> Material provided:
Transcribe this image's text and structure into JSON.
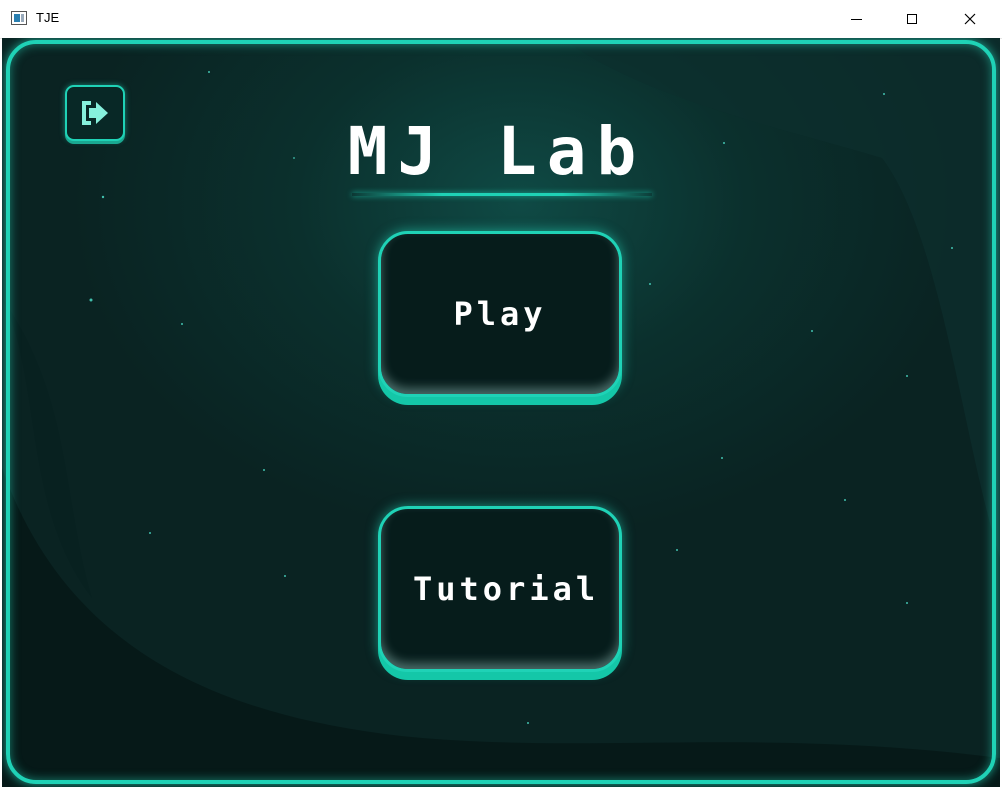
{
  "window": {
    "title": "TJE",
    "controls": [
      "minimize",
      "maximize",
      "close"
    ],
    "close_glyph": "✕"
  },
  "game": {
    "title": "MJ Lab",
    "exit_icon": "exit-arrow-icon",
    "menu": {
      "play_label": "Play",
      "tutorial_label": "Tutorial"
    },
    "colors": {
      "background": "#0a2322",
      "accent": "#1fd2b6",
      "text": "#ffffff"
    }
  }
}
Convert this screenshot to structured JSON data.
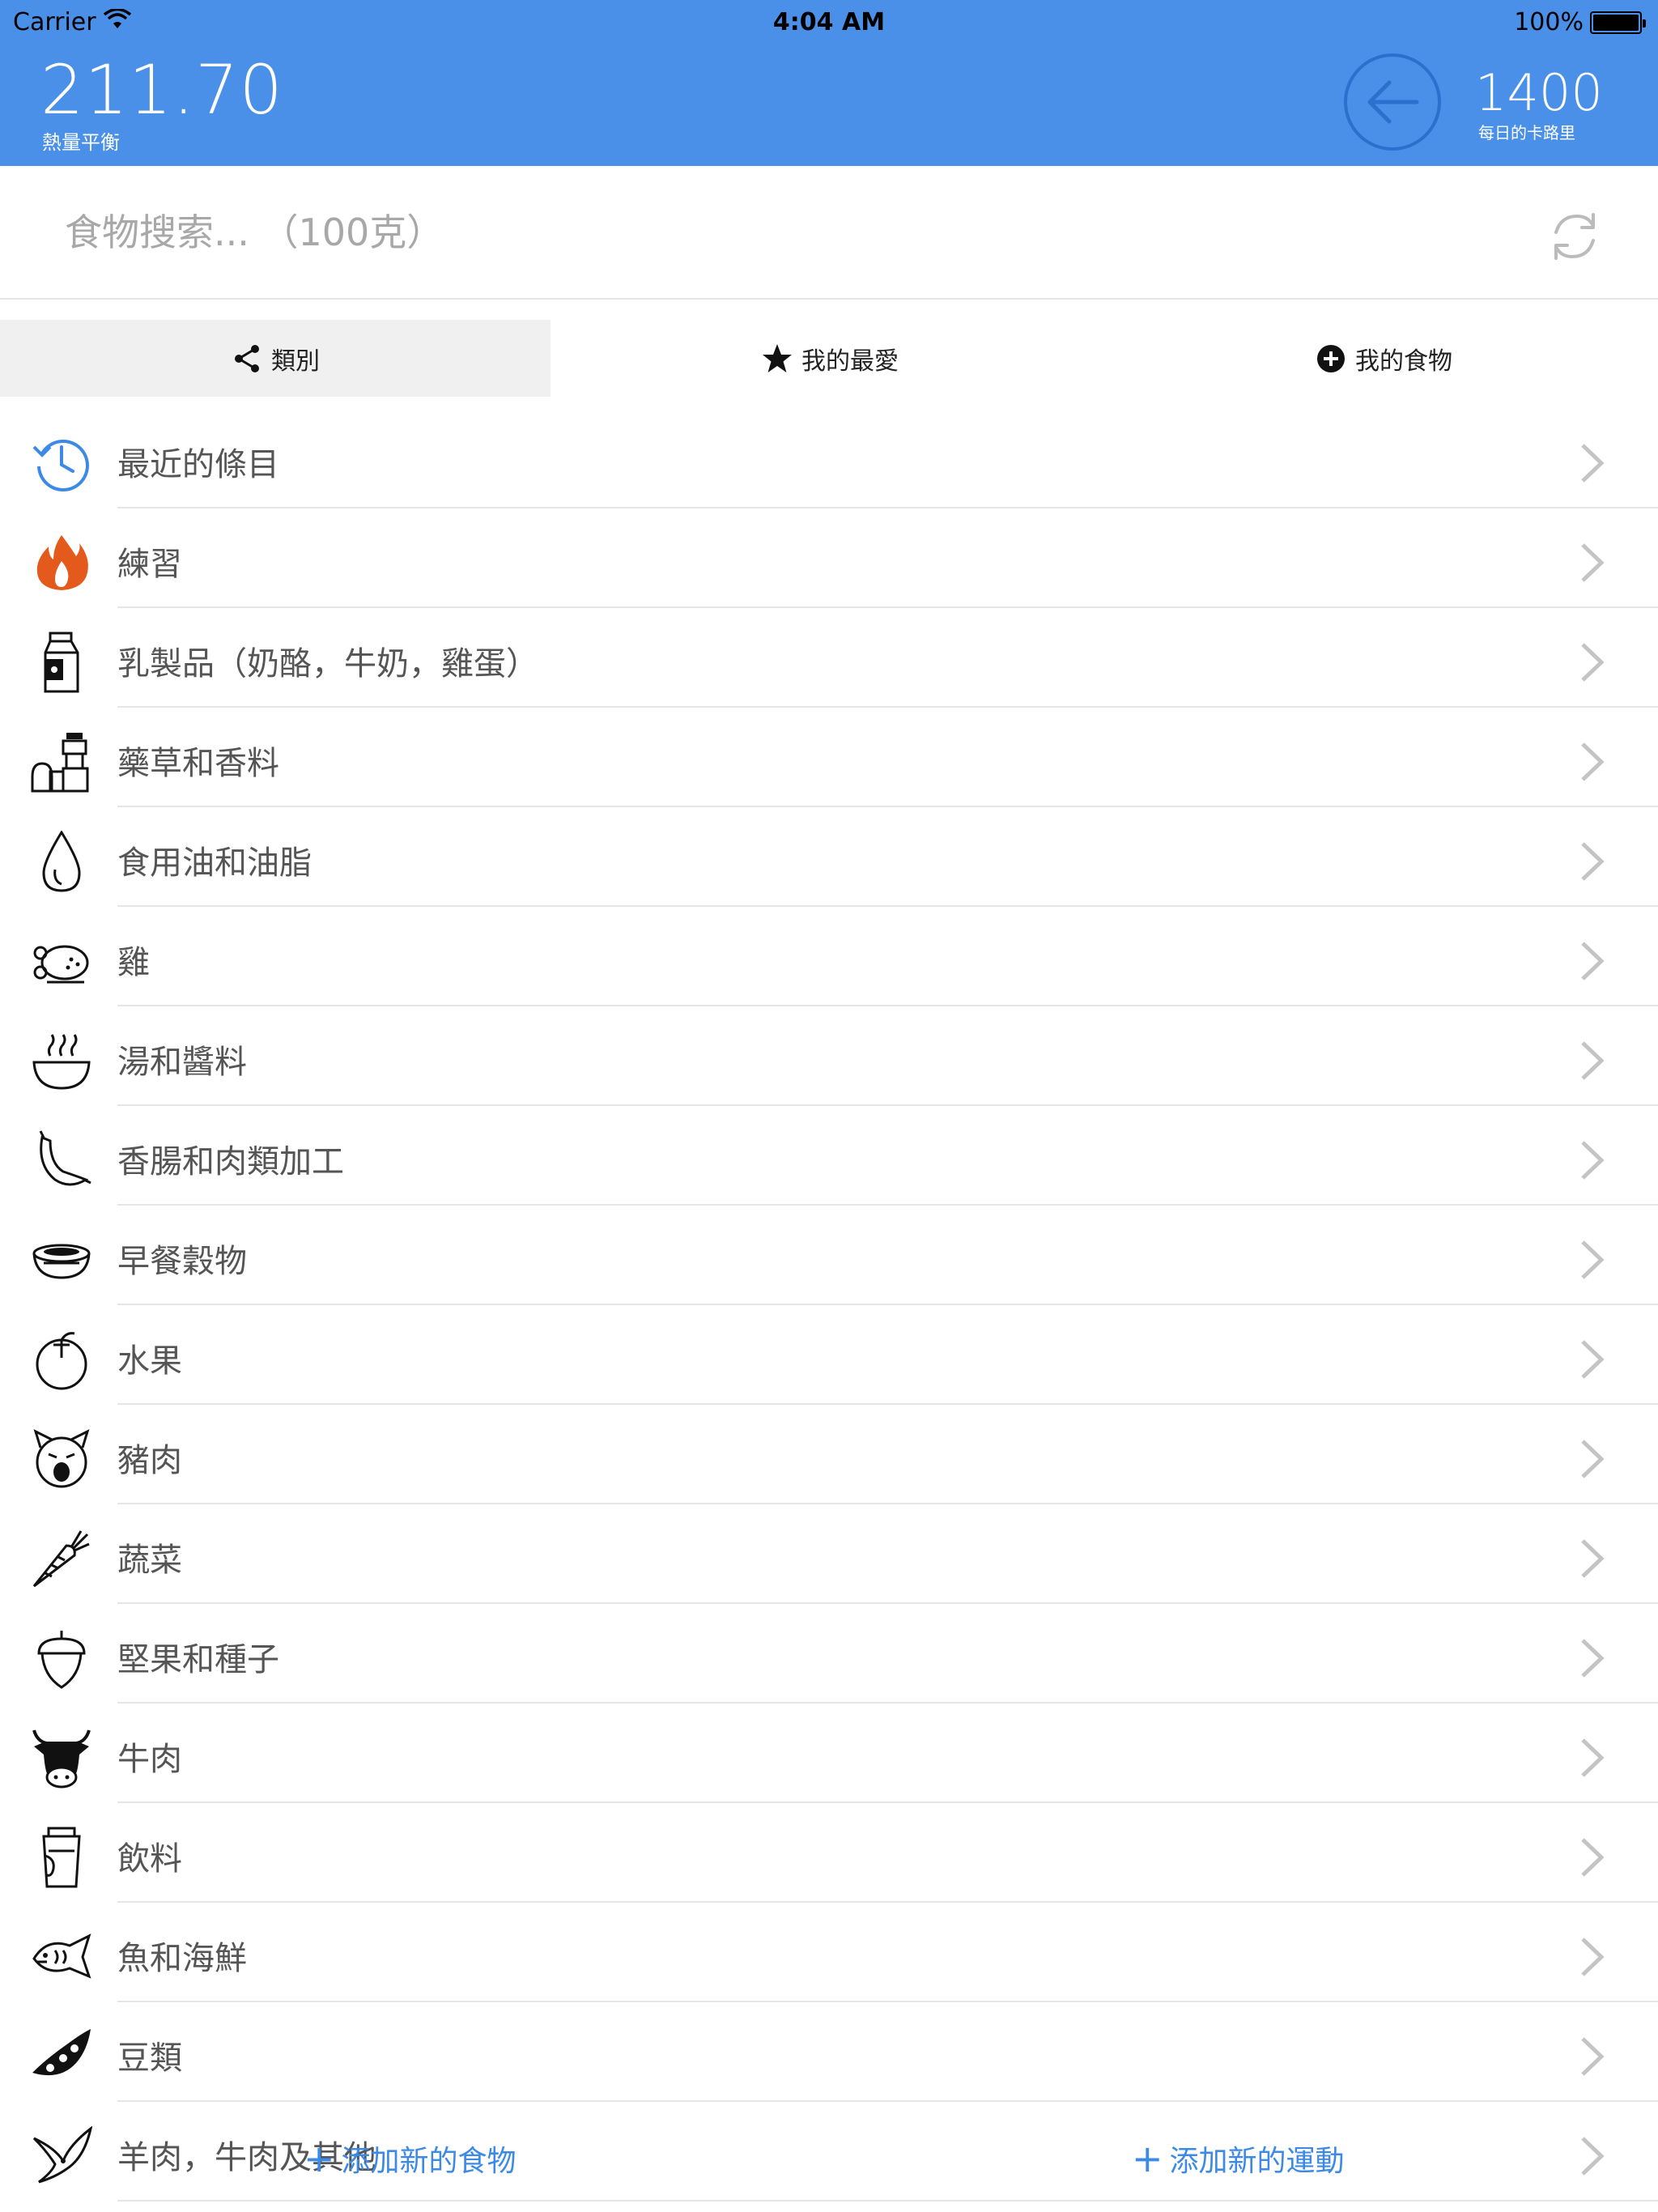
{
  "status_bar": {
    "carrier": "Carrier",
    "time": "4:04 AM",
    "battery": "100%"
  },
  "header": {
    "balance_value": "211.70",
    "balance_label": "熱量平衡",
    "daily_value": "1400",
    "daily_label": "每日的卡路里",
    "background_color": "#4a90e8"
  },
  "search": {
    "placeholder": "食物搜索... （100克）"
  },
  "tabs": [
    {
      "label": "類別",
      "icon": "share-icon",
      "active": true
    },
    {
      "label": "我的最愛",
      "icon": "star-icon",
      "active": false
    },
    {
      "label": "我的食物",
      "icon": "plus-circle-icon",
      "active": false
    }
  ],
  "categories": [
    {
      "label": "最近的條目",
      "icon": "clock-history-icon"
    },
    {
      "label": "練習",
      "icon": "flame-icon"
    },
    {
      "label": "乳製品（奶酪，牛奶，雞蛋）",
      "icon": "milk-carton-icon"
    },
    {
      "label": "藥草和香料",
      "icon": "spice-grinder-icon"
    },
    {
      "label": "食用油和油脂",
      "icon": "oil-drop-icon"
    },
    {
      "label": "雞",
      "icon": "roast-chicken-icon"
    },
    {
      "label": "湯和醬料",
      "icon": "soup-bowl-icon"
    },
    {
      "label": "香腸和肉類加工",
      "icon": "sausage-icon"
    },
    {
      "label": "早餐穀物",
      "icon": "cereal-bowl-icon"
    },
    {
      "label": "水果",
      "icon": "fruit-icon"
    },
    {
      "label": "豬肉",
      "icon": "pig-icon"
    },
    {
      "label": "蔬菜",
      "icon": "carrot-icon"
    },
    {
      "label": "堅果和種子",
      "icon": "acorn-icon"
    },
    {
      "label": "牛肉",
      "icon": "cow-icon"
    },
    {
      "label": "飲料",
      "icon": "cup-icon"
    },
    {
      "label": "魚和海鮮",
      "icon": "fish-icon"
    },
    {
      "label": "豆類",
      "icon": "pea-pod-icon"
    },
    {
      "label": "羊肉，牛肉及其他",
      "icon": "bird-icon"
    }
  ],
  "actions": {
    "add_food": "添加新的食物",
    "add_exercise": "添加新的運動"
  },
  "accent_color": "#3d8ae6"
}
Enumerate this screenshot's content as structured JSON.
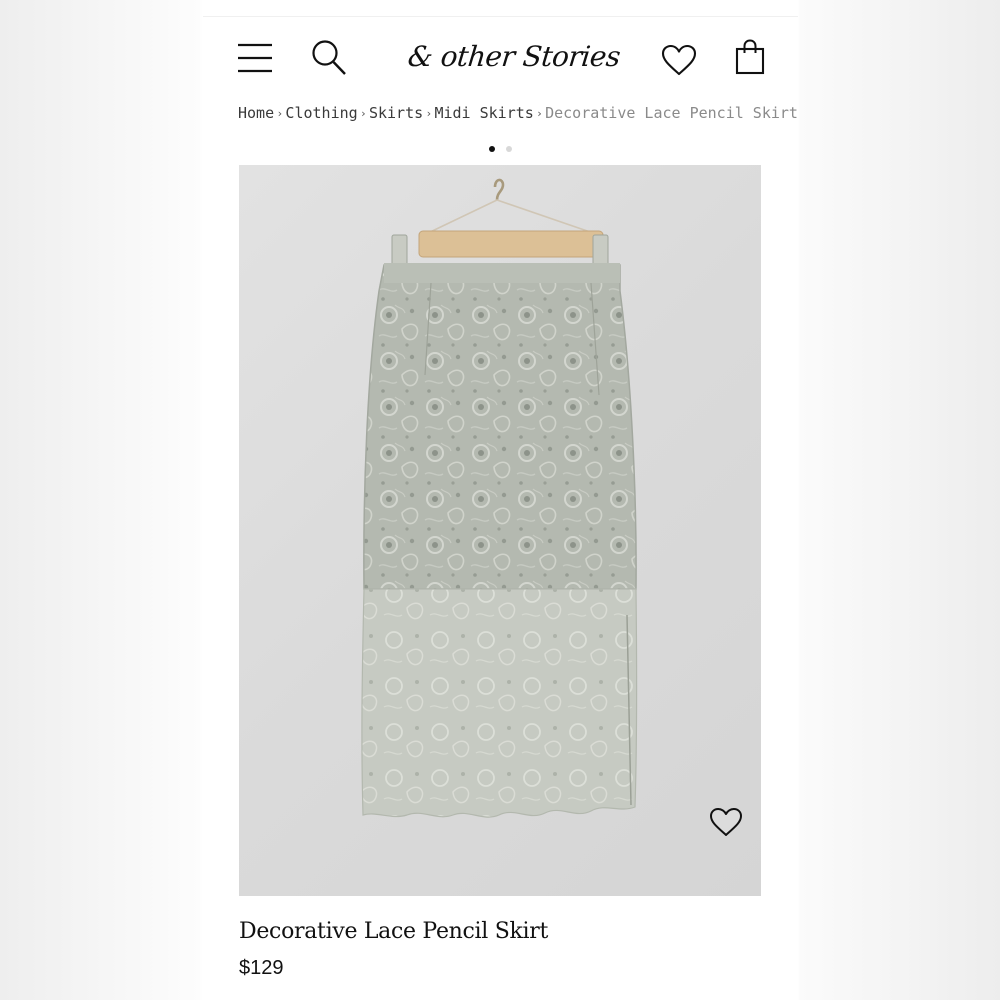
{
  "header": {
    "logo_text": "& other Stories",
    "icons": [
      "menu-icon",
      "search-icon",
      "heart-icon",
      "shopping-bag-icon"
    ]
  },
  "breadcrumb": {
    "items": [
      "Home",
      "Clothing",
      "Skirts",
      "Midi Skirts",
      "Decorative Lace Pencil Skirt"
    ],
    "separator": "›"
  },
  "carousel": {
    "total_images": 2,
    "active_index": 0
  },
  "product": {
    "name": "Decorative Lace Pencil Skirt",
    "price": "$129",
    "image_background": "#dddddd",
    "lace_color": "#b3b8af",
    "hanger_color": "#dcc096"
  }
}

> What you need to do: Leave out every picture and copy verbatim the lines running from the line containing "Enumerate this screenshot's" through the final line of the data.

> Solution to this problem:
Enumerate this screenshot's content as structured JSON.
{
  "header": {
    "logo_text": "& other Stories",
    "icons": [
      "menu-icon",
      "search-icon",
      "heart-icon",
      "shopping-bag-icon"
    ]
  },
  "breadcrumb": {
    "items": [
      "Home",
      "Clothing",
      "Skirts",
      "Midi Skirts",
      "Decorative Lace Pencil Skirt"
    ],
    "separator": "›"
  },
  "carousel": {
    "total_images": 2,
    "active_index": 0
  },
  "product": {
    "name": "Decorative Lace Pencil Skirt",
    "price": "$129",
    "image_background": "#dddddd",
    "lace_color": "#b3b8af",
    "hanger_color": "#dcc096"
  }
}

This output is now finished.